■ Given problem:
Can you change every "station-circle" in the data below to "station-marker" and give back the lines with nothing else altered?
╭──
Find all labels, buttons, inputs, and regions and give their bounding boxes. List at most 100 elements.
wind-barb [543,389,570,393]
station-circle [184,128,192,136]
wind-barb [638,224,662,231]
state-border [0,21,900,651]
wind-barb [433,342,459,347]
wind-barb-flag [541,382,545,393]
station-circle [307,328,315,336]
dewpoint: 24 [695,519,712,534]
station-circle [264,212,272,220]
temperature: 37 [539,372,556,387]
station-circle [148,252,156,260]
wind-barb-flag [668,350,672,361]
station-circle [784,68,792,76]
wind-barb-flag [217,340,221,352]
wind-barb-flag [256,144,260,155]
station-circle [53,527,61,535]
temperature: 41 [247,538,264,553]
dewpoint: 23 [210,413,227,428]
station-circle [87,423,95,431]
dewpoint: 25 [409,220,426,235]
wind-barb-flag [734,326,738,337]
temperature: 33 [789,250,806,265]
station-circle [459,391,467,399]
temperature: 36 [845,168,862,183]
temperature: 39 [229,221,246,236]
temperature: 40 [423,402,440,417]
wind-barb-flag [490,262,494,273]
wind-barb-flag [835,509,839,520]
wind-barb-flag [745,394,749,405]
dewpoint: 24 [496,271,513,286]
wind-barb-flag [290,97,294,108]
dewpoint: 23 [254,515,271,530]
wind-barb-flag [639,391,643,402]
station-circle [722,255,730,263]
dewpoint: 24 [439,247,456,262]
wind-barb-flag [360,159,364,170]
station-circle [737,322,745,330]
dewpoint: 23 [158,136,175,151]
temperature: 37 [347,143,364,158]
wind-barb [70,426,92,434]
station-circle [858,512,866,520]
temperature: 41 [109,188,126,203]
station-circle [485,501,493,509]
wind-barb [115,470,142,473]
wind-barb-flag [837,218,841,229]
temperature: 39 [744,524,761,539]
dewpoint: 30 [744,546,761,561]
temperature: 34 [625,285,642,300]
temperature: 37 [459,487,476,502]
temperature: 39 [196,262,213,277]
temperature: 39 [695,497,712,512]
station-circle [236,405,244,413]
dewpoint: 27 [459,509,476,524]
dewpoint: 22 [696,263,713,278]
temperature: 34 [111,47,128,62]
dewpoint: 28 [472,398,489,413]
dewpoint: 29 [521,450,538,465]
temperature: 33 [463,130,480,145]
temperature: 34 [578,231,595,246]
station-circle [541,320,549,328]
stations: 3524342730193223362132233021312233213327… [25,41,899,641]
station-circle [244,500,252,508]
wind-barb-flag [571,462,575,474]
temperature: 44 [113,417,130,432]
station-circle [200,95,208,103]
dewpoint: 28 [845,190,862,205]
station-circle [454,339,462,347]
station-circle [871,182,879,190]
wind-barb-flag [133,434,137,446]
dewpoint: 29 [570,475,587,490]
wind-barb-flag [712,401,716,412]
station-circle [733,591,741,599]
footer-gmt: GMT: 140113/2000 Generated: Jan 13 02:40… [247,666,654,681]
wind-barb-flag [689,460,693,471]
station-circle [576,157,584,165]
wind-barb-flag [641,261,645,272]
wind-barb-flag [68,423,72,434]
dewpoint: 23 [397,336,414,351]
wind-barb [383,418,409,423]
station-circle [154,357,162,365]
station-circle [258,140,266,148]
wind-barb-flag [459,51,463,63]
╰──
■ Exercise answer:
Find all labels, buttons, inputs, and regions and give their bounding boxes. List at most 100 elements.
wind-barb [543,389,570,393]
station-marker [184,128,192,136]
wind-barb [638,224,662,231]
state-border [0,21,900,651]
wind-barb [433,342,459,347]
wind-barb-flag [541,382,545,393]
station-marker [307,328,315,336]
dewpoint: 24 [695,519,712,534]
station-marker [264,212,272,220]
temperature: 37 [539,372,556,387]
station-marker [148,252,156,260]
wind-barb-flag [668,350,672,361]
station-marker [784,68,792,76]
wind-barb-flag [217,340,221,352]
wind-barb-flag [256,144,260,155]
station-marker [53,527,61,535]
temperature: 41 [247,538,264,553]
dewpoint: 23 [210,413,227,428]
station-marker [87,423,95,431]
dewpoint: 25 [409,220,426,235]
wind-barb-flag [734,326,738,337]
temperature: 33 [789,250,806,265]
station-marker [459,391,467,399]
temperature: 36 [845,168,862,183]
temperature: 39 [229,221,246,236]
temperature: 40 [423,402,440,417]
wind-barb-flag [490,262,494,273]
wind-barb-flag [835,509,839,520]
wind-barb-flag [745,394,749,405]
dewpoint: 24 [496,271,513,286]
wind-barb-flag [290,97,294,108]
dewpoint: 23 [254,515,271,530]
wind-barb-flag [639,391,643,402]
station-marker [722,255,730,263]
dewpoint: 24 [439,247,456,262]
wind-barb-flag [360,159,364,170]
station-marker [737,322,745,330]
dewpoint: 23 [158,136,175,151]
temperature: 37 [347,143,364,158]
wind-barb [70,426,92,434]
station-marker [858,512,866,520]
temperature: 41 [109,188,126,203]
station-marker [485,501,493,509]
wind-barb [115,470,142,473]
wind-barb-flag [837,218,841,229]
temperature: 39 [744,524,761,539]
dewpoint: 30 [744,546,761,561]
temperature: 34 [625,285,642,300]
temperature: 37 [459,487,476,502]
temperature: 39 [196,262,213,277]
temperature: 39 [695,497,712,512]
station-marker [236,405,244,413]
dewpoint: 27 [459,509,476,524]
dewpoint: 22 [696,263,713,278]
temperature: 34 [111,47,128,62]
dewpoint: 28 [472,398,489,413]
dewpoint: 29 [521,450,538,465]
temperature: 33 [463,130,480,145]
temperature: 34 [578,231,595,246]
station-marker [541,320,549,328]
stations: 3524342730193223362132233021312233213327… [25,41,899,641]
station-marker [244,500,252,508]
wind-barb-flag [571,462,575,474]
temperature: 44 [113,417,130,432]
station-marker [200,95,208,103]
dewpoint: 28 [845,190,862,205]
station-marker [454,339,462,347]
station-marker [871,182,879,190]
wind-barb-flag [133,434,137,446]
dewpoint: 29 [570,475,587,490]
wind-barb-flag [712,401,716,412]
station-marker [733,591,741,599]
footer-gmt: GMT: 140113/2000 Generated: Jan 13 02:40… [247,666,654,681]
wind-barb-flag [689,460,693,471]
station-marker [576,157,584,165]
wind-barb-flag [641,261,645,272]
wind-barb-flag [68,423,72,434]
dewpoint: 23 [397,336,414,351]
wind-barb [383,418,409,423]
station-marker [154,357,162,365]
station-marker [258,140,266,148]
wind-barb-flag [459,51,463,63]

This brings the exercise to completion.